## Exercise:
Type out every line below exactly as it reads.

Data excerpts
····················

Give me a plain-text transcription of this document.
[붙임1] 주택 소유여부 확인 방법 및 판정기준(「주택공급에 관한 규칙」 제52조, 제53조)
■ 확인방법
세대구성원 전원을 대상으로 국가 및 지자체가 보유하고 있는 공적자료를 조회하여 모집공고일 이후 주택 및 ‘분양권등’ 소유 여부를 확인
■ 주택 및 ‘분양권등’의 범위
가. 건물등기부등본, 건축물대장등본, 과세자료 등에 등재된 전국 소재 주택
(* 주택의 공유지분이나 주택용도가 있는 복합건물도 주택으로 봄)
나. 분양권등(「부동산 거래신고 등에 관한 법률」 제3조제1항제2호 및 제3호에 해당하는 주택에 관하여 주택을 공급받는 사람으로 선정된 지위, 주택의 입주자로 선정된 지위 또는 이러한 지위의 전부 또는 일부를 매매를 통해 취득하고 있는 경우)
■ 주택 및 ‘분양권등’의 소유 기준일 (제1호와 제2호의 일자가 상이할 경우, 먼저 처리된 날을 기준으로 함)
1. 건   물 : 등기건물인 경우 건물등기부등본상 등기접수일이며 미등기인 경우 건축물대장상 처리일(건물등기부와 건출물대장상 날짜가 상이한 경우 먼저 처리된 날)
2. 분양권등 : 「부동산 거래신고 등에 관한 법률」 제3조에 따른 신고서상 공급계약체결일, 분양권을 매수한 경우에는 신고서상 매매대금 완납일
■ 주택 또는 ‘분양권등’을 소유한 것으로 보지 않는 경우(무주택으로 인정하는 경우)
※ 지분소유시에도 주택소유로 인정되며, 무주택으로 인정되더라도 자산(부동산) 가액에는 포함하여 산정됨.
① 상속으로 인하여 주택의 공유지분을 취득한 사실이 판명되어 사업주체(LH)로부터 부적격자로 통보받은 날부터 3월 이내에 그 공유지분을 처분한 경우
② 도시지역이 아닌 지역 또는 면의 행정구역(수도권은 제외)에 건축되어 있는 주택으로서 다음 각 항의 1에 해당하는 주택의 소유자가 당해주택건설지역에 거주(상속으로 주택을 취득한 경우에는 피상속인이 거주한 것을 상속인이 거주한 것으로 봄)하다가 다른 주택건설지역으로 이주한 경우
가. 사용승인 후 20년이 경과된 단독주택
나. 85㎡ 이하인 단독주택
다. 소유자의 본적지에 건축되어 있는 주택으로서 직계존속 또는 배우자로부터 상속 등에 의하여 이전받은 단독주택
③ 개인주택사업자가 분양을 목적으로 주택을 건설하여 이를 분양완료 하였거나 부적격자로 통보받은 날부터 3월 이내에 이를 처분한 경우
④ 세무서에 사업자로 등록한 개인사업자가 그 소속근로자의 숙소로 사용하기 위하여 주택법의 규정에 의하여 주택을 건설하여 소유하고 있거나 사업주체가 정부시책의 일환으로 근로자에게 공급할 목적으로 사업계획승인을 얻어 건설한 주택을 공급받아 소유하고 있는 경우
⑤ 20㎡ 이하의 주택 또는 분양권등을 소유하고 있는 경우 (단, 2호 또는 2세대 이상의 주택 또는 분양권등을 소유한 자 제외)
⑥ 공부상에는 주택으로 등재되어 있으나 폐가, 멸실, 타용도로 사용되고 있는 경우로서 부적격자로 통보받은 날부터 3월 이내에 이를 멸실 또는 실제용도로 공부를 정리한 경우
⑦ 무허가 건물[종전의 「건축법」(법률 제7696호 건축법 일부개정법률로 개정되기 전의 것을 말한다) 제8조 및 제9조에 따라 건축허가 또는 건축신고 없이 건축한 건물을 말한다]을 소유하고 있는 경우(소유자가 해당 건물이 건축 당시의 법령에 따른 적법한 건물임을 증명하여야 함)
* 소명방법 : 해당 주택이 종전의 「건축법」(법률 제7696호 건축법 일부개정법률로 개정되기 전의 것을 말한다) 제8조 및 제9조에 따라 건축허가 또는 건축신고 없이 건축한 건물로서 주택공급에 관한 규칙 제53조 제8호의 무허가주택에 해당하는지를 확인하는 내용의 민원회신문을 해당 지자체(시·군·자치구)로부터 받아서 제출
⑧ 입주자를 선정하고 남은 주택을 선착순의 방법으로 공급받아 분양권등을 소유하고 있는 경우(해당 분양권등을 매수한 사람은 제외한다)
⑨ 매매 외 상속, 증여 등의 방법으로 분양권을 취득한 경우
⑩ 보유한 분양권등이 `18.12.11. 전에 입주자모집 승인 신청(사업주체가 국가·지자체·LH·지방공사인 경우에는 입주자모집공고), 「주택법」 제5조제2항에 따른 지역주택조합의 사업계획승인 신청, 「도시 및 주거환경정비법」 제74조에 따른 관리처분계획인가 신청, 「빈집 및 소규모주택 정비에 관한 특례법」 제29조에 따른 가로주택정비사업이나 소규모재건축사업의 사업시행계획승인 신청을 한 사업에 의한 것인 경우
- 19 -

····················

## Reply to the exercise:
Give me a plain-text transcription of this document.
[붙임1] 주택 소유여부 확인 방법 및 판정기준(「주택공급에 관한 규칙」 제52조, 제53조)
■ 확인방법
세대구성원 전원을 대상으로 국가 및 지자체가 보유하고 있는 공적자료를 조회하여 모집공고일 이후 주택 및 ‘분양권등’ 소유 여부를 확인
■ 주택 및 ‘분양권등’의 범위
가. 건물등기부등본, 건축물대장등본, 과세자료 등에 등재된 전국 소재 주택
(* 주택의 공유지분이나 주택용도가 있는 복합건물도 주택으로 봄)
나. 분양권등(「부동산 거래신고 등에 관한 법률」 제3조제1항제2호 및 제3호에 해당하는 주택에 관하여 주택을 공급받는 사람으로 선정된 지위, 주택의 입주자로 선정된 지위 또는 이러한 지위의 전부 또는 일부를 매매를 통해 취득하고 있는 경우)
■ 주택 및 ‘분양권등’의 소유 기준일 (제1호와 제2호의 일자가 상이할 경우, 먼저 처리된 날을 기준으로 함)
1. 건   물 : 등기건물인 경우 건물등기부등본상 등기접수일이며 미등기인 경우 건축물대장상 처리일(건물등기부와 건출물대장상 날짜가 상이한 경우 먼저 처리된 날)
2. 분양권등 : 「부동산 거래신고 등에 관한 법률」 제3조에 따른 신고서상 공급계약체결일, 분양권을 매수한 경우에는 신고서상 매매대금 완납일
■ 주택 또는 ‘분양권등’을 소유한 것으로 보지 않는 경우(무주택으로 인정하는 경우)
※ 지분소유시에도 주택소유로 인정되며, 무주택으로 인정되더라도 자산(부동산) 가액에는 포함하여 산정됨.
① 상속으로 인하여 주택의 공유지분을 취득한 사실이 판명되어 사업주체(LH)로부터 부적격자로 통보받은 날부터 3월 이내에 그 공유지분을 처분한 경우
② 도시지역이 아닌 지역 또는 면의 행정구역(수도권은 제외)에 건축되어 있는 주택으로서 다음 각 항의 1에 해당하는 주택의 소유자가 당해주택건설지역에 거주(상속으로 주택을 취득한 경우에는 피상속인이 거주한 것을 상속인이 거주한 것으로 봄)하다가 다른 주택건설지역으로 이주한 경우
가. 사용승인 후 20년이 경과된 단독주택
나. 85㎡ 이하인 단독주택
다. 소유자의 본적지에 건축되어 있는 주택으로서 직계존속 또는 배우자로부터 상속 등에 의하여 이전받은 단독주택
③ 개인주택사업자가 분양을 목적으로 주택을 건설하여 이를 분양완료 하였거나 부적격자로 통보받은 날부터 3월 이내에 이를 처분한 경우
④ 세무서에 사업자로 등록한 개인사업자가 그 소속근로자의 숙소로 사용하기 위하여 주택법의 규정에 의하여 주택을 건설하여 소유하고 있거나 사업주체가 정부시책의 일환으로 근로자에게 공급할 목적으로 사업계획승인을 얻어 건설한 주택을 공급받아 소유하고 있는 경우
⑤ 20㎡ 이하의 주택 또는 분양권등을 소유하고 있는 경우 (단, 2호 또는 2세대 이상의 주택 또는 분양권등을 소유한 자 제외)
⑥ 공부상에는 주택으로 등재되어 있으나 폐가, 멸실, 타용도로 사용되고 있는 경우로서 부적격자로 통보받은 날부터 3월 이내에 이를 멸실 또는 실제용도로 공부를 정리한 경우
⑦ 무허가 건물[종전의 「건축법」(법률 제7696호 건축법 일부개정법률로 개정되기 전의 것을 말한다) 제8조 및 제9조에 따라 건축허가 또는 건축신고 없이 건축한 건물을 말한다]을 소유하고 있는 경우(소유자가 해당 건물이 건축 당시의 법령에 따른 적법한 건물임을 증명하여야 함)
* 소명방법 : 해당 주택이 종전의 「건축법」(법률 제7696호 건축법 일부개정법률로 개정되기 전의 것을 말한다) 제8조 및 제9조에 따라 건축허가 또는 건축신고 없이 건축한 건물로서 주택공급에 관한 규칙 제53조 제8호의 무허가주택에 해당하는지를 확인하는 내용의 민원회신문을 해당 지자체(시·군·자치구)로부터 받아서 제출
⑧ 입주자를 선정하고 남은 주택을 선착순의 방법으로 공급받아 분양권등을 소유하고 있는 경우(해당 분양권등을 매수한 사람은 제외한다)
⑨ 매매 외 상속, 증여 등의 방법으로 분양권을 취득한 경우
⑩ 보유한 분양권등이 `18.12.11. 전에 입주자모집 승인 신청(사업주체가 국가·지자체·LH·지방공사인 경우에는 입주자모집공고), 「주택법」 제5조제2항에 따른 지역주택조합의 사업계획승인 신청, 「도시 및 주거환경정비법」 제74조에 따른 관리처분계획인가 신청, 「빈집 및 소규모주택 정비에 관한 특례법」 제29조에 따른 가로주택정비사업이나 소규모재건축사업의 사업시행계획승인 신청을 한 사업에 의한 것인 경우
- 19 -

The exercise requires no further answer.